> **Written problem**: Word for word, set down the records and skip each picture.

> **The input**:
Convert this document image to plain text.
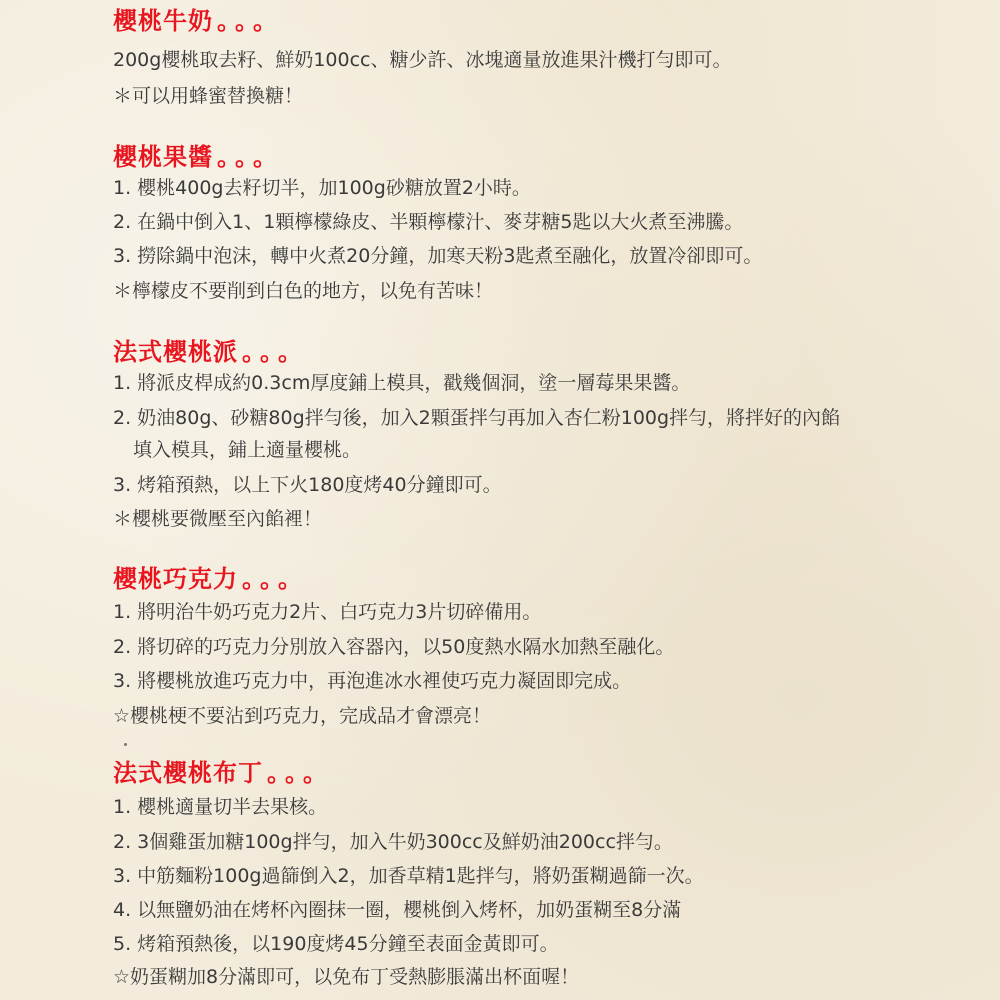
櫻桃牛奶 。。。
200g櫻桃取去籽、鮮奶100cc、糖少許、冰塊適量放進果汁機打勻即可。
＊可以用蜂蜜替換糖！
櫻桃果醬 。。。
1. 櫻桃400g去籽切半，加100g砂糖放置2小時。
2. 在鍋中倒入1、1顆檸檬綠皮、半顆檸檬汁、麥芽糖5匙以大火煮至沸騰。
3. 撈除鍋中泡沫，轉中火煮20分鐘，加寒天粉3匙煮至融化，放置冷卻即可。
＊檸檬皮不要削到白色的地方，以免有苦味！
法式櫻桃派 。。。
1. 將派皮桿成約0.3cm厚度鋪上模具，戳幾個洞，塗一層莓果果醬。
2. 奶油80g、砂糖80g拌勻後，加入2顆蛋拌勻再加入杏仁粉100g拌勻，將拌好的內餡
填入模具，鋪上適量櫻桃。
3. 烤箱預熱，以上下火180度烤40分鐘即可。
＊櫻桃要微壓至內餡裡！
櫻桃巧克力 。。。
1. 將明治牛奶巧克力2片、白巧克力3片切碎備用。
2. 將切碎的巧克力分別放入容器內，以50度熱水隔水加熱至融化。
3. 將櫻桃放進巧克力中，再泡進冰水裡使巧克力凝固即完成。
☆櫻桃梗不要沾到巧克力，完成品才會漂亮！
法式櫻桃布丁 。。。
1. 櫻桃適量切半去果核。
2. 3個雞蛋加糖100g拌勻，加入牛奶300cc及鮮奶油200cc拌勻。
3. 中筋麵粉100g過篩倒入2，加香草精1匙拌勻，將奶蛋糊過篩一次。
4. 以無鹽奶油在烤杯內圈抹一圈，櫻桃倒入烤杯，加奶蛋糊至8分滿
5. 烤箱預熱後，以190度烤45分鐘至表面金黃即可。
☆奶蛋糊加8分滿即可，以免布丁受熱膨脹滿出杯面喔！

> **Answer to the problem**:
Convert this document image to plain text.
櫻桃牛奶 。。。
200g櫻桃取去籽、鮮奶100cc、糖少許、冰塊適量放進果汁機打勻即可。
＊可以用蜂蜜替換糖！
櫻桃果醬 。。。
1. 櫻桃400g去籽切半，加100g砂糖放置2小時。
2. 在鍋中倒入1、1顆檸檬綠皮、半顆檸檬汁、麥芽糖5匙以大火煮至沸騰。
3. 撈除鍋中泡沫，轉中火煮20分鐘，加寒天粉3匙煮至融化，放置冷卻即可。
＊檸檬皮不要削到白色的地方，以免有苦味！
法式櫻桃派 。。。
1. 將派皮桿成約0.3cm厚度鋪上模具，戳幾個洞，塗一層莓果果醬。
2. 奶油80g、砂糖80g拌勻後，加入2顆蛋拌勻再加入杏仁粉100g拌勻，將拌好的內餡
填入模具，鋪上適量櫻桃。
3. 烤箱預熱，以上下火180度烤40分鐘即可。
＊櫻桃要微壓至內餡裡！
櫻桃巧克力 。。。
1. 將明治牛奶巧克力2片、白巧克力3片切碎備用。
2. 將切碎的巧克力分別放入容器內，以50度熱水隔水加熱至融化。
3. 將櫻桃放進巧克力中，再泡進冰水裡使巧克力凝固即完成。
☆櫻桃梗不要沾到巧克力，完成品才會漂亮！
法式櫻桃布丁 。。。
1. 櫻桃適量切半去果核。
2. 3個雞蛋加糖100g拌勻，加入牛奶300cc及鮮奶油200cc拌勻。
3. 中筋麵粉100g過篩倒入2，加香草精1匙拌勻，將奶蛋糊過篩一次。
4. 以無鹽奶油在烤杯內圈抹一圈，櫻桃倒入烤杯，加奶蛋糊至8分滿
5. 烤箱預熱後，以190度烤45分鐘至表面金黃即可。
☆奶蛋糊加8分滿即可，以免布丁受熱膨脹滿出杯面喔！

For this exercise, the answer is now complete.